Data to process

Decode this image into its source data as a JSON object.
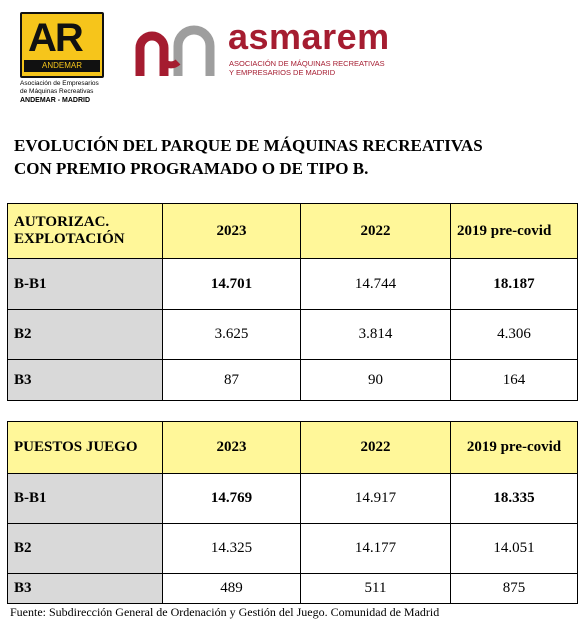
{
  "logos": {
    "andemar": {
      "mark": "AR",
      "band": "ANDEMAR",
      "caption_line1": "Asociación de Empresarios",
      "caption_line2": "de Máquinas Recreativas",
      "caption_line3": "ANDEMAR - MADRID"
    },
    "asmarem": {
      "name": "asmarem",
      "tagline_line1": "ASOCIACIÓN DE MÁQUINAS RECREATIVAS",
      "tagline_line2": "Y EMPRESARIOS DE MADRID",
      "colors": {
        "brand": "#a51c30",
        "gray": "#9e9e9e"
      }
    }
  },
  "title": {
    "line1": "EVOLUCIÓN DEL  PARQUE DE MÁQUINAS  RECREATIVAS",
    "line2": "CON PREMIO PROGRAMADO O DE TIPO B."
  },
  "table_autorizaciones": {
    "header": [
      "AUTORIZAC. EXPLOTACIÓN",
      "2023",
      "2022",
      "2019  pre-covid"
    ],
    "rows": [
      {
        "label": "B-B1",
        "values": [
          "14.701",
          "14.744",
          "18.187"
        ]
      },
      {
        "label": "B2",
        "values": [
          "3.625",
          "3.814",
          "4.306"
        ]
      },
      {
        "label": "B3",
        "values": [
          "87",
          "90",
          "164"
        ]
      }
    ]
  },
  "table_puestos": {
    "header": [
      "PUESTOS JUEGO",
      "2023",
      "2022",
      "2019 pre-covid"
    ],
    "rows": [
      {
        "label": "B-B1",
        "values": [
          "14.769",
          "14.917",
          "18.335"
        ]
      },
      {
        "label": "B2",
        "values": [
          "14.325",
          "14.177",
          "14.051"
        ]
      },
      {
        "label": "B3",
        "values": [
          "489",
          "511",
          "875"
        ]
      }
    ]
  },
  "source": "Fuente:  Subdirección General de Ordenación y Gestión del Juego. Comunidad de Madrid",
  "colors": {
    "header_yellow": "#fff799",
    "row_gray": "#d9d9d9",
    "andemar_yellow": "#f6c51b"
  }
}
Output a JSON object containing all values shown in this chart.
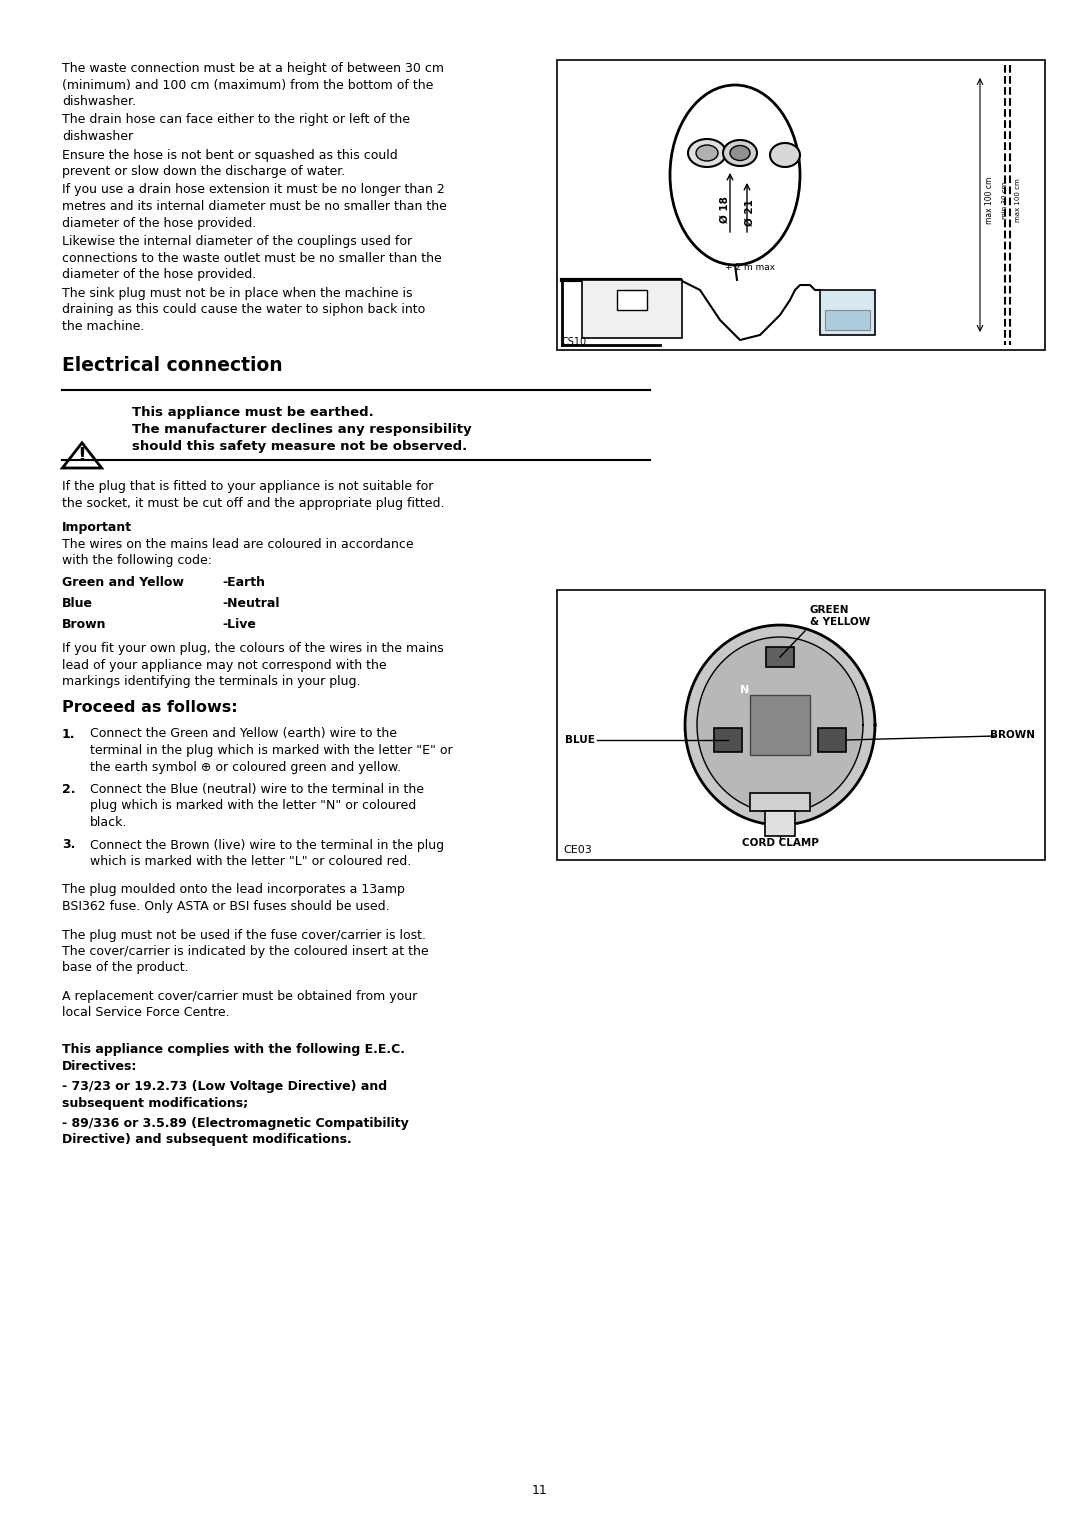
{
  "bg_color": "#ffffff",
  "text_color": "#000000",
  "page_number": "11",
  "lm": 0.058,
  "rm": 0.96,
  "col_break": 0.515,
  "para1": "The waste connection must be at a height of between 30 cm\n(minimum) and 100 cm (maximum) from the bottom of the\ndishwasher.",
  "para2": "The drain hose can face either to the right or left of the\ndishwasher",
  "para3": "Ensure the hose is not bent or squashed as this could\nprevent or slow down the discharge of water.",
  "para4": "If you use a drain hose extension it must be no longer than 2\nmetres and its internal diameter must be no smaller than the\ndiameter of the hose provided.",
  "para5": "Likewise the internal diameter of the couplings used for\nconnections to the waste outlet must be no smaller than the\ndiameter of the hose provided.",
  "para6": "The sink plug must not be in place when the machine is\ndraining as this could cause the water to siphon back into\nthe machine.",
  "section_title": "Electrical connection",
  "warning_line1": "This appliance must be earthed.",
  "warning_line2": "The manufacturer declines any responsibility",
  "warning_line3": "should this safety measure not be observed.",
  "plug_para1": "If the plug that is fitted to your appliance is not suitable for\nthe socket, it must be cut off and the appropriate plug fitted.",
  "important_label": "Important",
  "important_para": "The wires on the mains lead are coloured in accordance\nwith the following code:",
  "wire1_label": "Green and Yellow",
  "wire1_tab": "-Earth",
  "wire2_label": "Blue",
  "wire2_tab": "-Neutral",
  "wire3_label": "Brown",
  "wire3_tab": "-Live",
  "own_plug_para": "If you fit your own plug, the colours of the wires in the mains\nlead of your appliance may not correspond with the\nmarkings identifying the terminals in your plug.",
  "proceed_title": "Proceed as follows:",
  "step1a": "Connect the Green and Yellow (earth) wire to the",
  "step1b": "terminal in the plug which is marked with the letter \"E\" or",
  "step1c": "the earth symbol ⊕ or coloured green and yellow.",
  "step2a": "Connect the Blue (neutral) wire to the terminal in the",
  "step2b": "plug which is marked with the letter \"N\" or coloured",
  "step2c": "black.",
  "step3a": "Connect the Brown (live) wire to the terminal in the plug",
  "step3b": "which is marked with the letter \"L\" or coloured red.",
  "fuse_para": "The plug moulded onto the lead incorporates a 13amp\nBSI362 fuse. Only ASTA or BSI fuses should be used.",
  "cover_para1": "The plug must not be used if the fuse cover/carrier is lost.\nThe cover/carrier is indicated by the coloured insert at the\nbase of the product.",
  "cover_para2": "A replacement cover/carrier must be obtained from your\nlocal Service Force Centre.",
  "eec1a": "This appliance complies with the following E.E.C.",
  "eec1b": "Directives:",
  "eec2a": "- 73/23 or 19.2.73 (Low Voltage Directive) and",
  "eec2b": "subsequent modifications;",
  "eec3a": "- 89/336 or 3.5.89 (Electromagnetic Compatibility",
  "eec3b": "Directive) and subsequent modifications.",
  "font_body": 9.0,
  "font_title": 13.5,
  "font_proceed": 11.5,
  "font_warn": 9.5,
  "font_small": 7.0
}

Exercise instructions
Every line of text is to be repeated exactly; pictures are left out.

The output
Decode this image into its source data as a JSON object.
{
  "logos": {
    "andemar": {
      "mark": "AR",
      "band": "ANDEMAR",
      "caption_line1": "Asociación de Empresarios",
      "caption_line2": "de Máquinas Recreativas",
      "caption_line3": "ANDEMAR - MADRID"
    },
    "asmarem": {
      "name": "asmarem",
      "tagline_line1": "ASOCIACIÓN DE MÁQUINAS RECREATIVAS",
      "tagline_line2": "Y EMPRESARIOS DE MADRID",
      "colors": {
        "brand": "#a51c30",
        "gray": "#9e9e9e"
      }
    }
  },
  "title": {
    "line1": "EVOLUCIÓN DEL  PARQUE DE MÁQUINAS  RECREATIVAS",
    "line2": "CON PREMIO PROGRAMADO O DE TIPO B."
  },
  "table_autorizaciones": {
    "header": [
      "AUTORIZAC. EXPLOTACIÓN",
      "2023",
      "2022",
      "2019  pre-covid"
    ],
    "rows": [
      {
        "label": "B-B1",
        "values": [
          "14.701",
          "14.744",
          "18.187"
        ]
      },
      {
        "label": "B2",
        "values": [
          "3.625",
          "3.814",
          "4.306"
        ]
      },
      {
        "label": "B3",
        "values": [
          "87",
          "90",
          "164"
        ]
      }
    ]
  },
  "table_puestos": {
    "header": [
      "PUESTOS JUEGO",
      "2023",
      "2022",
      "2019 pre-covid"
    ],
    "rows": [
      {
        "label": "B-B1",
        "values": [
          "14.769",
          "14.917",
          "18.335"
        ]
      },
      {
        "label": "B2",
        "values": [
          "14.325",
          "14.177",
          "14.051"
        ]
      },
      {
        "label": "B3",
        "values": [
          "489",
          "511",
          "875"
        ]
      }
    ]
  },
  "source": "Fuente:  Subdirección General de Ordenación y Gestión del Juego. Comunidad de Madrid",
  "colors": {
    "header_yellow": "#fff799",
    "row_gray": "#d9d9d9",
    "andemar_yellow": "#f6c51b"
  }
}
Output a JSON object containing all values shown in this chart.
{
  "bg_color": "#ffffff",
  "text_color": "#000000",
  "page_number": "11",
  "lm": 0.058,
  "rm": 0.96,
  "col_break": 0.515,
  "para1": "The waste connection must be at a height of between 30 cm\n(minimum) and 100 cm (maximum) from the bottom of the\ndishwasher.",
  "para2": "The drain hose can face either to the right or left of the\ndishwasher",
  "para3": "Ensure the hose is not bent or squashed as this could\nprevent or slow down the discharge of water.",
  "para4": "If you use a drain hose extension it must be no longer than 2\nmetres and its internal diameter must be no smaller than the\ndiameter of the hose provided.",
  "para5": "Likewise the internal diameter of the couplings used for\nconnections to the waste outlet must be no smaller than the\ndiameter of the hose provided.",
  "para6": "The sink plug must not be in place when the machine is\ndraining as this could cause the water to siphon back into\nthe machine.",
  "section_title": "Electrical connection",
  "warning_line1": "This appliance must be earthed.",
  "warning_line2": "The manufacturer declines any responsibility",
  "warning_line3": "should this safety measure not be observed.",
  "plug_para1": "If the plug that is fitted to your appliance is not suitable for\nthe socket, it must be cut off and the appropriate plug fitted.",
  "important_label": "Important",
  "important_para": "The wires on the mains lead are coloured in accordance\nwith the following code:",
  "wire1_label": "Green and Yellow",
  "wire1_tab": "-Earth",
  "wire2_label": "Blue",
  "wire2_tab": "-Neutral",
  "wire3_label": "Brown",
  "wire3_tab": "-Live",
  "own_plug_para": "If you fit your own plug, the colours of the wires in the mains\nlead of your appliance may not correspond with the\nmarkings identifying the terminals in your plug.",
  "proceed_title": "Proceed as follows:",
  "step1a": "Connect the Green and Yellow (earth) wire to the",
  "step1b": "terminal in the plug which is marked with the letter \"E\" or",
  "step1c": "the earth symbol ⊕ or coloured green and yellow.",
  "step2a": "Connect the Blue (neutral) wire to the terminal in the",
  "step2b": "plug which is marked with the letter \"N\" or coloured",
  "step2c": "black.",
  "step3a": "Connect the Brown (live) wire to the terminal in the plug",
  "step3b": "which is marked with the letter \"L\" or coloured red.",
  "fuse_para": "The plug moulded onto the lead incorporates a 13amp\nBSI362 fuse. Only ASTA or BSI fuses should be used.",
  "cover_para1": "The plug must not be used if the fuse cover/carrier is lost.\nThe cover/carrier is indicated by the coloured insert at the\nbase of the product.",
  "cover_para2": "A replacement cover/carrier must be obtained from your\nlocal Service Force Centre.",
  "eec1a": "This appliance complies with the following E.E.C.",
  "eec1b": "Directives:",
  "eec2a": "- 73/23 or 19.2.73 (Low Voltage Directive) and",
  "eec2b": "subsequent modifications;",
  "eec3a": "- 89/336 or 3.5.89 (Electromagnetic Compatibility",
  "eec3b": "Directive) and subsequent modifications.",
  "font_body": 9.0,
  "font_title": 13.5,
  "font_proceed": 11.5,
  "font_warn": 9.5,
  "font_small": 7.0
}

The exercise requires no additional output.